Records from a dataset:
[start]

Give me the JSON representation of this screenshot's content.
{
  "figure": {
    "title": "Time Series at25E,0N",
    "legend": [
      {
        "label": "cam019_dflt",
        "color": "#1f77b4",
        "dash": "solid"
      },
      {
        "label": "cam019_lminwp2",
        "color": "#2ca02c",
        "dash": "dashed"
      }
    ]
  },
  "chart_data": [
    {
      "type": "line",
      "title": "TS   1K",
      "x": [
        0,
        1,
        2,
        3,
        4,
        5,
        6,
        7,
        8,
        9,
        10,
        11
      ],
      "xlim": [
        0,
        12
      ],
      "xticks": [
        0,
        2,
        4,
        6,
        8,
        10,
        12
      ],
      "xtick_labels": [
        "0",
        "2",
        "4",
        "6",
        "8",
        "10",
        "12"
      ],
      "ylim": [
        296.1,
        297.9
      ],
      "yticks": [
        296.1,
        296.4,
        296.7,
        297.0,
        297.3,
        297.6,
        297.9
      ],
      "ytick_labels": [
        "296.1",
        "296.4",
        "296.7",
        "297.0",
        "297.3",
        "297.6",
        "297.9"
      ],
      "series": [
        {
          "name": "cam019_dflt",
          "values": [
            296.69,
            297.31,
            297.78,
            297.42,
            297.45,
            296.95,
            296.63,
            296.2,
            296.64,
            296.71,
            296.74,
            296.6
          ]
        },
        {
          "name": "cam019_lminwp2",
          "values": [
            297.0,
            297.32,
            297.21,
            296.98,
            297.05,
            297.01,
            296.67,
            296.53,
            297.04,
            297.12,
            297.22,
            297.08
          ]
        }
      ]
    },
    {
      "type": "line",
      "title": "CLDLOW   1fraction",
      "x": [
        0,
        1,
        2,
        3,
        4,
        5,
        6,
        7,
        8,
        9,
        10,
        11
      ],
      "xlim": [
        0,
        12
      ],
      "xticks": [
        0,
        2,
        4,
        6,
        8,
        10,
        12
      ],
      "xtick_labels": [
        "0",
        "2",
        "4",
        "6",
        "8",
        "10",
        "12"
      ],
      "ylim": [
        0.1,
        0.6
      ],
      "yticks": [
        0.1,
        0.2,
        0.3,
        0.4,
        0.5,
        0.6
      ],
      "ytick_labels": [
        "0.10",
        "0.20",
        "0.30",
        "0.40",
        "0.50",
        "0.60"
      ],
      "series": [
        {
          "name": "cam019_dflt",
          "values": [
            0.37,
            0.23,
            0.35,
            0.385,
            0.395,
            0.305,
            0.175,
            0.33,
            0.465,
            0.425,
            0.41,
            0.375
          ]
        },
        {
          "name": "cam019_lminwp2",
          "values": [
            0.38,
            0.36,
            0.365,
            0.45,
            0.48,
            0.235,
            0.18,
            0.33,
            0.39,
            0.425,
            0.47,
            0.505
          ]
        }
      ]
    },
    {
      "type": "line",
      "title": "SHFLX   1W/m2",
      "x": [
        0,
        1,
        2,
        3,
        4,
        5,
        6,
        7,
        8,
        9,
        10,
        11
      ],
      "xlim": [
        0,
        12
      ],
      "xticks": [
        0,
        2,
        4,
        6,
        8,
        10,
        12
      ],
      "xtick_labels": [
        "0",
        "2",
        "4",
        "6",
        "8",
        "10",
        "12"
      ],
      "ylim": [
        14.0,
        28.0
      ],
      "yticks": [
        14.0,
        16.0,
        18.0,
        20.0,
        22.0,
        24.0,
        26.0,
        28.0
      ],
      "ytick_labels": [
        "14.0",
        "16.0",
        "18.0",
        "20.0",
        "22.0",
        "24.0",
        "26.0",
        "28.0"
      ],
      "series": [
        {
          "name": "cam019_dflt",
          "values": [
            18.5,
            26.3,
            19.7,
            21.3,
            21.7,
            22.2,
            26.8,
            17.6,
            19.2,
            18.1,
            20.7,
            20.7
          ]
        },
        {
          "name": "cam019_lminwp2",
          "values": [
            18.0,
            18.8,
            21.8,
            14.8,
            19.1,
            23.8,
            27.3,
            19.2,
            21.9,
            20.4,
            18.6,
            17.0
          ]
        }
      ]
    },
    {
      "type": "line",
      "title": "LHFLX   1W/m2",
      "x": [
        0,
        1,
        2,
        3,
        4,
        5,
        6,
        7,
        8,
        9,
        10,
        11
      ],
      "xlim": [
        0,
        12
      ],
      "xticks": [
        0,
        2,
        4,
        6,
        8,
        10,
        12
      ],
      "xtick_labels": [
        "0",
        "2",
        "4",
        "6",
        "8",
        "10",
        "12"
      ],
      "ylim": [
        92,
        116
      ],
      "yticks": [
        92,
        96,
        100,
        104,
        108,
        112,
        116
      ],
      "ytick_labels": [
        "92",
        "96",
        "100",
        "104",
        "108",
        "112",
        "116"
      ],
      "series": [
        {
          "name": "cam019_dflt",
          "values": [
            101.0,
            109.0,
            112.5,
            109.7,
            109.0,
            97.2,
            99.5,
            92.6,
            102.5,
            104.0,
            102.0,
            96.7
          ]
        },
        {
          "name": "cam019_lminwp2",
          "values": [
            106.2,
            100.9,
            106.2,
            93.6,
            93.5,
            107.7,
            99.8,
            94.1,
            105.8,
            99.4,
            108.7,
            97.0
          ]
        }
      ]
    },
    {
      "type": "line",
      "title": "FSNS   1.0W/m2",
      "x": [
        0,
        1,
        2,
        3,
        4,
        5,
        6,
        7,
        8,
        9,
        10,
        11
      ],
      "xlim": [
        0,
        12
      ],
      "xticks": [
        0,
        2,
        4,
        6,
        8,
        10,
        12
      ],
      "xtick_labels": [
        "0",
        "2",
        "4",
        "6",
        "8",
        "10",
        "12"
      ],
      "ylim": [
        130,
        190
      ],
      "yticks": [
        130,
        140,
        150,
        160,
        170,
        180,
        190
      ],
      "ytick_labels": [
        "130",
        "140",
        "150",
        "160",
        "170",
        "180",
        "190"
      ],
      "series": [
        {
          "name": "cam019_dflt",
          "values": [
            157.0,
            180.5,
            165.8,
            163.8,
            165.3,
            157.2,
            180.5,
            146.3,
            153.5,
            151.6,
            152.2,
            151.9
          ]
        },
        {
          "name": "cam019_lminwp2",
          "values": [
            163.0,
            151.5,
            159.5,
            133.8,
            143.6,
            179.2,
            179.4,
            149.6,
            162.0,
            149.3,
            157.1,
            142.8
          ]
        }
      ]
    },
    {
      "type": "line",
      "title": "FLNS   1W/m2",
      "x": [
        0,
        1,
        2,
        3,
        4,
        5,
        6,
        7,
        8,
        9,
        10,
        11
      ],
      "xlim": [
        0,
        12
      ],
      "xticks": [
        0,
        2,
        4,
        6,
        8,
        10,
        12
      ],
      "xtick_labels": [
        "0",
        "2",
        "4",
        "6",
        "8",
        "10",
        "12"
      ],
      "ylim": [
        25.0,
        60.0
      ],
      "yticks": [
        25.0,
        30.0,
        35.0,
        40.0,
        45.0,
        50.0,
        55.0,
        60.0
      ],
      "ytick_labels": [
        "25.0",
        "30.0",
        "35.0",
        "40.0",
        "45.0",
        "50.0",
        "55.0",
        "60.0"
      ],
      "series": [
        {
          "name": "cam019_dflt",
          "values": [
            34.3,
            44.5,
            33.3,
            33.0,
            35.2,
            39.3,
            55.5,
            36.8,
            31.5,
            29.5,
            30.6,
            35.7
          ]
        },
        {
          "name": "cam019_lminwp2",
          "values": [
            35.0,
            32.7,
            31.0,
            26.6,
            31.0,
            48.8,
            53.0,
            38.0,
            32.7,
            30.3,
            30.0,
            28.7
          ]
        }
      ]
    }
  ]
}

[end]

Your task is to output the full set of records exactly as presented.

Give me the JSON representation of this screenshot's content.
{
  "figure": {
    "title": "Time Series at25E,0N",
    "legend": [
      {
        "label": "cam019_dflt",
        "color": "#1f77b4",
        "dash": "solid"
      },
      {
        "label": "cam019_lminwp2",
        "color": "#2ca02c",
        "dash": "dashed"
      }
    ]
  },
  "chart_data": [
    {
      "type": "line",
      "title": "TS   1K",
      "x": [
        0,
        1,
        2,
        3,
        4,
        5,
        6,
        7,
        8,
        9,
        10,
        11
      ],
      "xlim": [
        0,
        12
      ],
      "xticks": [
        0,
        2,
        4,
        6,
        8,
        10,
        12
      ],
      "xtick_labels": [
        "0",
        "2",
        "4",
        "6",
        "8",
        "10",
        "12"
      ],
      "ylim": [
        296.1,
        297.9
      ],
      "yticks": [
        296.1,
        296.4,
        296.7,
        297.0,
        297.3,
        297.6,
        297.9
      ],
      "ytick_labels": [
        "296.1",
        "296.4",
        "296.7",
        "297.0",
        "297.3",
        "297.6",
        "297.9"
      ],
      "series": [
        {
          "name": "cam019_dflt",
          "values": [
            296.69,
            297.31,
            297.78,
            297.42,
            297.45,
            296.95,
            296.63,
            296.2,
            296.64,
            296.71,
            296.74,
            296.6
          ]
        },
        {
          "name": "cam019_lminwp2",
          "values": [
            297.0,
            297.32,
            297.21,
            296.98,
            297.05,
            297.01,
            296.67,
            296.53,
            297.04,
            297.12,
            297.22,
            297.08
          ]
        }
      ]
    },
    {
      "type": "line",
      "title": "CLDLOW   1fraction",
      "x": [
        0,
        1,
        2,
        3,
        4,
        5,
        6,
        7,
        8,
        9,
        10,
        11
      ],
      "xlim": [
        0,
        12
      ],
      "xticks": [
        0,
        2,
        4,
        6,
        8,
        10,
        12
      ],
      "xtick_labels": [
        "0",
        "2",
        "4",
        "6",
        "8",
        "10",
        "12"
      ],
      "ylim": [
        0.1,
        0.6
      ],
      "yticks": [
        0.1,
        0.2,
        0.3,
        0.4,
        0.5,
        0.6
      ],
      "ytick_labels": [
        "0.10",
        "0.20",
        "0.30",
        "0.40",
        "0.50",
        "0.60"
      ],
      "series": [
        {
          "name": "cam019_dflt",
          "values": [
            0.37,
            0.23,
            0.35,
            0.385,
            0.395,
            0.305,
            0.175,
            0.33,
            0.465,
            0.425,
            0.41,
            0.375
          ]
        },
        {
          "name": "cam019_lminwp2",
          "values": [
            0.38,
            0.36,
            0.365,
            0.45,
            0.48,
            0.235,
            0.18,
            0.33,
            0.39,
            0.425,
            0.47,
            0.505
          ]
        }
      ]
    },
    {
      "type": "line",
      "title": "SHFLX   1W/m2",
      "x": [
        0,
        1,
        2,
        3,
        4,
        5,
        6,
        7,
        8,
        9,
        10,
        11
      ],
      "xlim": [
        0,
        12
      ],
      "xticks": [
        0,
        2,
        4,
        6,
        8,
        10,
        12
      ],
      "xtick_labels": [
        "0",
        "2",
        "4",
        "6",
        "8",
        "10",
        "12"
      ],
      "ylim": [
        14.0,
        28.0
      ],
      "yticks": [
        14.0,
        16.0,
        18.0,
        20.0,
        22.0,
        24.0,
        26.0,
        28.0
      ],
      "ytick_labels": [
        "14.0",
        "16.0",
        "18.0",
        "20.0",
        "22.0",
        "24.0",
        "26.0",
        "28.0"
      ],
      "series": [
        {
          "name": "cam019_dflt",
          "values": [
            18.5,
            26.3,
            19.7,
            21.3,
            21.7,
            22.2,
            26.8,
            17.6,
            19.2,
            18.1,
            20.7,
            20.7
          ]
        },
        {
          "name": "cam019_lminwp2",
          "values": [
            18.0,
            18.8,
            21.8,
            14.8,
            19.1,
            23.8,
            27.3,
            19.2,
            21.9,
            20.4,
            18.6,
            17.0
          ]
        }
      ]
    },
    {
      "type": "line",
      "title": "LHFLX   1W/m2",
      "x": [
        0,
        1,
        2,
        3,
        4,
        5,
        6,
        7,
        8,
        9,
        10,
        11
      ],
      "xlim": [
        0,
        12
      ],
      "xticks": [
        0,
        2,
        4,
        6,
        8,
        10,
        12
      ],
      "xtick_labels": [
        "0",
        "2",
        "4",
        "6",
        "8",
        "10",
        "12"
      ],
      "ylim": [
        92,
        116
      ],
      "yticks": [
        92,
        96,
        100,
        104,
        108,
        112,
        116
      ],
      "ytick_labels": [
        "92",
        "96",
        "100",
        "104",
        "108",
        "112",
        "116"
      ],
      "series": [
        {
          "name": "cam019_dflt",
          "values": [
            101.0,
            109.0,
            112.5,
            109.7,
            109.0,
            97.2,
            99.5,
            92.6,
            102.5,
            104.0,
            102.0,
            96.7
          ]
        },
        {
          "name": "cam019_lminwp2",
          "values": [
            106.2,
            100.9,
            106.2,
            93.6,
            93.5,
            107.7,
            99.8,
            94.1,
            105.8,
            99.4,
            108.7,
            97.0
          ]
        }
      ]
    },
    {
      "type": "line",
      "title": "FSNS   1.0W/m2",
      "x": [
        0,
        1,
        2,
        3,
        4,
        5,
        6,
        7,
        8,
        9,
        10,
        11
      ],
      "xlim": [
        0,
        12
      ],
      "xticks": [
        0,
        2,
        4,
        6,
        8,
        10,
        12
      ],
      "xtick_labels": [
        "0",
        "2",
        "4",
        "6",
        "8",
        "10",
        "12"
      ],
      "ylim": [
        130,
        190
      ],
      "yticks": [
        130,
        140,
        150,
        160,
        170,
        180,
        190
      ],
      "ytick_labels": [
        "130",
        "140",
        "150",
        "160",
        "170",
        "180",
        "190"
      ],
      "series": [
        {
          "name": "cam019_dflt",
          "values": [
            157.0,
            180.5,
            165.8,
            163.8,
            165.3,
            157.2,
            180.5,
            146.3,
            153.5,
            151.6,
            152.2,
            151.9
          ]
        },
        {
          "name": "cam019_lminwp2",
          "values": [
            163.0,
            151.5,
            159.5,
            133.8,
            143.6,
            179.2,
            179.4,
            149.6,
            162.0,
            149.3,
            157.1,
            142.8
          ]
        }
      ]
    },
    {
      "type": "line",
      "title": "FLNS   1W/m2",
      "x": [
        0,
        1,
        2,
        3,
        4,
        5,
        6,
        7,
        8,
        9,
        10,
        11
      ],
      "xlim": [
        0,
        12
      ],
      "xticks": [
        0,
        2,
        4,
        6,
        8,
        10,
        12
      ],
      "xtick_labels": [
        "0",
        "2",
        "4",
        "6",
        "8",
        "10",
        "12"
      ],
      "ylim": [
        25.0,
        60.0
      ],
      "yticks": [
        25.0,
        30.0,
        35.0,
        40.0,
        45.0,
        50.0,
        55.0,
        60.0
      ],
      "ytick_labels": [
        "25.0",
        "30.0",
        "35.0",
        "40.0",
        "45.0",
        "50.0",
        "55.0",
        "60.0"
      ],
      "series": [
        {
          "name": "cam019_dflt",
          "values": [
            34.3,
            44.5,
            33.3,
            33.0,
            35.2,
            39.3,
            55.5,
            36.8,
            31.5,
            29.5,
            30.6,
            35.7
          ]
        },
        {
          "name": "cam019_lminwp2",
          "values": [
            35.0,
            32.7,
            31.0,
            26.6,
            31.0,
            48.8,
            53.0,
            38.0,
            32.7,
            30.3,
            30.0,
            28.7
          ]
        }
      ]
    }
  ]
}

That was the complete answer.